Supplied data:
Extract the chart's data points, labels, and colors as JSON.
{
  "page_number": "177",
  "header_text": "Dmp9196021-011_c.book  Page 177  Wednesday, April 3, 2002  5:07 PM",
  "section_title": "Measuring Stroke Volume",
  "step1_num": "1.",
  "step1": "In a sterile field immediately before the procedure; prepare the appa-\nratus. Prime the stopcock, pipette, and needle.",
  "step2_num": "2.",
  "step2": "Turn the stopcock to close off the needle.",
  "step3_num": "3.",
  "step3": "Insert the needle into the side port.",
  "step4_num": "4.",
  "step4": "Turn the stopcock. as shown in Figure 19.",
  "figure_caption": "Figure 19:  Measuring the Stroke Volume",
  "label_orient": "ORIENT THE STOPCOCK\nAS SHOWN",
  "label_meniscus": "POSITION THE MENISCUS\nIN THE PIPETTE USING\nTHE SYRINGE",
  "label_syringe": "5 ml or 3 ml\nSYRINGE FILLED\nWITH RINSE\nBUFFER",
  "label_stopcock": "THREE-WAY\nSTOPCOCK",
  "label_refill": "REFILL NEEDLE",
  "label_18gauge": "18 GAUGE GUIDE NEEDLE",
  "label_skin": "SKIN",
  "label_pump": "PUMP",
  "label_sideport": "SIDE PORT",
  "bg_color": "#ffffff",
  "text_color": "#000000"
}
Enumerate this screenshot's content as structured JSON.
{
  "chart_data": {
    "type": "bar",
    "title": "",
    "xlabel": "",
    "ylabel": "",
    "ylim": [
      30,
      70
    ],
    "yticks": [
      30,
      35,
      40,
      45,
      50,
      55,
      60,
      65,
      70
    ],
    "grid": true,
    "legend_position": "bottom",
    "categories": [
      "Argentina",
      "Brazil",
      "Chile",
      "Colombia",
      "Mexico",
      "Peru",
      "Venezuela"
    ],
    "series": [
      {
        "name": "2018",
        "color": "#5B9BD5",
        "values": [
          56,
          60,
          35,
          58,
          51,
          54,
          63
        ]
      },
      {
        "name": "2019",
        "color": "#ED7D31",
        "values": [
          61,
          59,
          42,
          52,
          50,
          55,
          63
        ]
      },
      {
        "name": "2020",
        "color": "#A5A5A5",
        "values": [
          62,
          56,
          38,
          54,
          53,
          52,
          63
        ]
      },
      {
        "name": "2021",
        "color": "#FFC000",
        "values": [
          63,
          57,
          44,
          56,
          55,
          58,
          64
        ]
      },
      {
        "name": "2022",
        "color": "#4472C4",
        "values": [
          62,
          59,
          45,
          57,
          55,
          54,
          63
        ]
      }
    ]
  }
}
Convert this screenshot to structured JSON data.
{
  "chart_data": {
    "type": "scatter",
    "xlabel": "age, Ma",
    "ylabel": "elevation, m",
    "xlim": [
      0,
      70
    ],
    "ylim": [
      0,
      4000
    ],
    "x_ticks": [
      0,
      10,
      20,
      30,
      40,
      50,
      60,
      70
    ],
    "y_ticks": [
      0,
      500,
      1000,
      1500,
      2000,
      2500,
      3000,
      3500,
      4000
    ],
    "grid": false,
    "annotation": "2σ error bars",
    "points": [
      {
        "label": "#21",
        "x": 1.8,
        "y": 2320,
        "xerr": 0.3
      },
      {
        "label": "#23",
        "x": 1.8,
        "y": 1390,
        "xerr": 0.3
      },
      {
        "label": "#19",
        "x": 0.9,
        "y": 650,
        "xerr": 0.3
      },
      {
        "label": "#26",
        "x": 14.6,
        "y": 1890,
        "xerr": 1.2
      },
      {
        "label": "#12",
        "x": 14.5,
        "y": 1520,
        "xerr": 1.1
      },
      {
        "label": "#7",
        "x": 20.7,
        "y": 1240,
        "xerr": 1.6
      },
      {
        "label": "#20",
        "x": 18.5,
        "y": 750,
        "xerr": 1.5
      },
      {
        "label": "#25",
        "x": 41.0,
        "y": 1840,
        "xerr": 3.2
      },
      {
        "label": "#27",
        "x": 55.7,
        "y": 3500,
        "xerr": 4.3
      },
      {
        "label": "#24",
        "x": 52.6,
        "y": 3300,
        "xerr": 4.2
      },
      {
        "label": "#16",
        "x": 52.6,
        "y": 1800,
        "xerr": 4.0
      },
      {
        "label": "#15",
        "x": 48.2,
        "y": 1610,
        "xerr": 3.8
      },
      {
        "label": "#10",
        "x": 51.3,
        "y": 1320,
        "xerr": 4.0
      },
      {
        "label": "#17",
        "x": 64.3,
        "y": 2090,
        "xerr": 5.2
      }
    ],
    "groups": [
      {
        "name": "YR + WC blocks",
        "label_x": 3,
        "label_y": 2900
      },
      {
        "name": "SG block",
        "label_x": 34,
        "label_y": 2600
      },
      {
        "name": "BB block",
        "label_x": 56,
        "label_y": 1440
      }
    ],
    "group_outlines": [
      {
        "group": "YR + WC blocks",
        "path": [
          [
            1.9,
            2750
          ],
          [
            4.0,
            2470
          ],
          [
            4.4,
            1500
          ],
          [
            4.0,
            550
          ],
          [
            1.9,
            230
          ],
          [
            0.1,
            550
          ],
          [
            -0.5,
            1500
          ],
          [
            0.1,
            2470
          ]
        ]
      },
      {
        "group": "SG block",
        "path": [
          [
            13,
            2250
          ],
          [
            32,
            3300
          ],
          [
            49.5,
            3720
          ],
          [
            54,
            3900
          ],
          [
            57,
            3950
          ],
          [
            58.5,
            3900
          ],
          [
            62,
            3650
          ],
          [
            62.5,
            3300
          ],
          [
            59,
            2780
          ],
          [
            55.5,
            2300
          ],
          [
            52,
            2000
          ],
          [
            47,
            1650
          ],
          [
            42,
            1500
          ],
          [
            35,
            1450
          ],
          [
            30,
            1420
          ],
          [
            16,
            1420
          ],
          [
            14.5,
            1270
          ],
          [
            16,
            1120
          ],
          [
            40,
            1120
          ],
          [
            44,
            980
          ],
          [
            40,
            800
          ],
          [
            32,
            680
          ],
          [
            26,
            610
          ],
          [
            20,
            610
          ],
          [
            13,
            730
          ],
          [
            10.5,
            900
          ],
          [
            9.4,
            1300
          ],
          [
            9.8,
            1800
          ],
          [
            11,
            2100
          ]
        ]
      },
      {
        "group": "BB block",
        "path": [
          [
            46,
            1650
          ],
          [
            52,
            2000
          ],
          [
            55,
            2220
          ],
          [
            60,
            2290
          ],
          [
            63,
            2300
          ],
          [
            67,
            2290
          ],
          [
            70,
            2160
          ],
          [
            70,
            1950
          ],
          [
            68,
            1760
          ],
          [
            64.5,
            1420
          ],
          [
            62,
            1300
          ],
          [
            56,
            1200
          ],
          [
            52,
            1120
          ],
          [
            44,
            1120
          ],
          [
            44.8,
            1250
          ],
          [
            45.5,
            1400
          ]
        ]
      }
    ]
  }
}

Aim of the task: Exact output of every entry is required.

Output for this task:
Extract the chart's data points, labels, and colors as JSON.
{
  "page_number": "177",
  "header_text": "Dmp9196021-011_c.book  Page 177  Wednesday, April 3, 2002  5:07 PM",
  "section_title": "Measuring Stroke Volume",
  "step1_num": "1.",
  "step1": "In a sterile field immediately before the procedure; prepare the appa-\nratus. Prime the stopcock, pipette, and needle.",
  "step2_num": "2.",
  "step2": "Turn the stopcock to close off the needle.",
  "step3_num": "3.",
  "step3": "Insert the needle into the side port.",
  "step4_num": "4.",
  "step4": "Turn the stopcock. as shown in Figure 19.",
  "figure_caption": "Figure 19:  Measuring the Stroke Volume",
  "label_orient": "ORIENT THE STOPCOCK\nAS SHOWN",
  "label_meniscus": "POSITION THE MENISCUS\nIN THE PIPETTE USING\nTHE SYRINGE",
  "label_syringe": "5 ml or 3 ml\nSYRINGE FILLED\nWITH RINSE\nBUFFER",
  "label_stopcock": "THREE-WAY\nSTOPCOCK",
  "label_refill": "REFILL NEEDLE",
  "label_18gauge": "18 GAUGE GUIDE NEEDLE",
  "label_skin": "SKIN",
  "label_pump": "PUMP",
  "label_sideport": "SIDE PORT",
  "bg_color": "#ffffff",
  "text_color": "#000000"
}
Enumerate this screenshot's content as structured JSON.
{
  "chart_data": {
    "type": "bar",
    "title": "",
    "xlabel": "",
    "ylabel": "",
    "ylim": [
      30,
      70
    ],
    "yticks": [
      30,
      35,
      40,
      45,
      50,
      55,
      60,
      65,
      70
    ],
    "grid": true,
    "legend_position": "bottom",
    "categories": [
      "Argentina",
      "Brazil",
      "Chile",
      "Colombia",
      "Mexico",
      "Peru",
      "Venezuela"
    ],
    "series": [
      {
        "name": "2018",
        "color": "#5B9BD5",
        "values": [
          56,
          60,
          35,
          58,
          51,
          54,
          63
        ]
      },
      {
        "name": "2019",
        "color": "#ED7D31",
        "values": [
          61,
          59,
          42,
          52,
          50,
          55,
          63
        ]
      },
      {
        "name": "2020",
        "color": "#A5A5A5",
        "values": [
          62,
          56,
          38,
          54,
          53,
          52,
          63
        ]
      },
      {
        "name": "2021",
        "color": "#FFC000",
        "values": [
          63,
          57,
          44,
          56,
          55,
          58,
          64
        ]
      },
      {
        "name": "2022",
        "color": "#4472C4",
        "values": [
          62,
          59,
          45,
          57,
          55,
          54,
          63
        ]
      }
    ]
  }
}
Convert this screenshot to structured JSON data.
{
  "chart_data": {
    "type": "scatter",
    "xlabel": "age, Ma",
    "ylabel": "elevation, m",
    "xlim": [
      0,
      70
    ],
    "ylim": [
      0,
      4000
    ],
    "x_ticks": [
      0,
      10,
      20,
      30,
      40,
      50,
      60,
      70
    ],
    "y_ticks": [
      0,
      500,
      1000,
      1500,
      2000,
      2500,
      3000,
      3500,
      4000
    ],
    "grid": false,
    "annotation": "2σ error bars",
    "points": [
      {
        "label": "#21",
        "x": 1.8,
        "y": 2320,
        "xerr": 0.3
      },
      {
        "label": "#23",
        "x": 1.8,
        "y": 1390,
        "xerr": 0.3
      },
      {
        "label": "#19",
        "x": 0.9,
        "y": 650,
        "xerr": 0.3
      },
      {
        "label": "#26",
        "x": 14.6,
        "y": 1890,
        "xerr": 1.2
      },
      {
        "label": "#12",
        "x": 14.5,
        "y": 1520,
        "xerr": 1.1
      },
      {
        "label": "#7",
        "x": 20.7,
        "y": 1240,
        "xerr": 1.6
      },
      {
        "label": "#20",
        "x": 18.5,
        "y": 750,
        "xerr": 1.5
      },
      {
        "label": "#25",
        "x": 41.0,
        "y": 1840,
        "xerr": 3.2
      },
      {
        "label": "#27",
        "x": 55.7,
        "y": 3500,
        "xerr": 4.3
      },
      {
        "label": "#24",
        "x": 52.6,
        "y": 3300,
        "xerr": 4.2
      },
      {
        "label": "#16",
        "x": 52.6,
        "y": 1800,
        "xerr": 4.0
      },
      {
        "label": "#15",
        "x": 48.2,
        "y": 1610,
        "xerr": 3.8
      },
      {
        "label": "#10",
        "x": 51.3,
        "y": 1320,
        "xerr": 4.0
      },
      {
        "label": "#17",
        "x": 64.3,
        "y": 2090,
        "xerr": 5.2
      }
    ],
    "groups": [
      {
        "name": "YR + WC blocks",
        "label_x": 3,
        "label_y": 2900
      },
      {
        "name": "SG block",
        "label_x": 34,
        "label_y": 2600
      },
      {
        "name": "BB block",
        "label_x": 56,
        "label_y": 1440
      }
    ],
    "group_outlines": [
      {
        "group": "YR + WC blocks",
        "path": [
          [
            1.9,
            2750
          ],
          [
            4.0,
            2470
          ],
          [
            4.4,
            1500
          ],
          [
            4.0,
            550
          ],
          [
            1.9,
            230
          ],
          [
            0.1,
            550
          ],
          [
            -0.5,
            1500
          ],
          [
            0.1,
            2470
          ]
        ]
      },
      {
        "group": "SG block",
        "path": [
          [
            13,
            2250
          ],
          [
            32,
            3300
          ],
          [
            49.5,
            3720
          ],
          [
            54,
            3900
          ],
          [
            57,
            3950
          ],
          [
            58.5,
            3900
          ],
          [
            62,
            3650
          ],
          [
            62.5,
            3300
          ],
          [
            59,
            2780
          ],
          [
            55.5,
            2300
          ],
          [
            52,
            2000
          ],
          [
            47,
            1650
          ],
          [
            42,
            1500
          ],
          [
            35,
            1450
          ],
          [
            30,
            1420
          ],
          [
            16,
            1420
          ],
          [
            14.5,
            1270
          ],
          [
            16,
            1120
          ],
          [
            40,
            1120
          ],
          [
            44,
            980
          ],
          [
            40,
            800
          ],
          [
            32,
            680
          ],
          [
            26,
            610
          ],
          [
            20,
            610
          ],
          [
            13,
            730
          ],
          [
            10.5,
            900
          ],
          [
            9.4,
            1300
          ],
          [
            9.8,
            1800
          ],
          [
            11,
            2100
          ]
        ]
      },
      {
        "group": "BB block",
        "path": [
          [
            46,
            1650
          ],
          [
            52,
            2000
          ],
          [
            55,
            2220
          ],
          [
            60,
            2290
          ],
          [
            63,
            2300
          ],
          [
            67,
            2290
          ],
          [
            70,
            2160
          ],
          [
            70,
            1950
          ],
          [
            68,
            1760
          ],
          [
            64.5,
            1420
          ],
          [
            62,
            1300
          ],
          [
            56,
            1200
          ],
          [
            52,
            1120
          ],
          [
            44,
            1120
          ],
          [
            44.8,
            1250
          ],
          [
            45.5,
            1400
          ]
        ]
      }
    ]
  }
}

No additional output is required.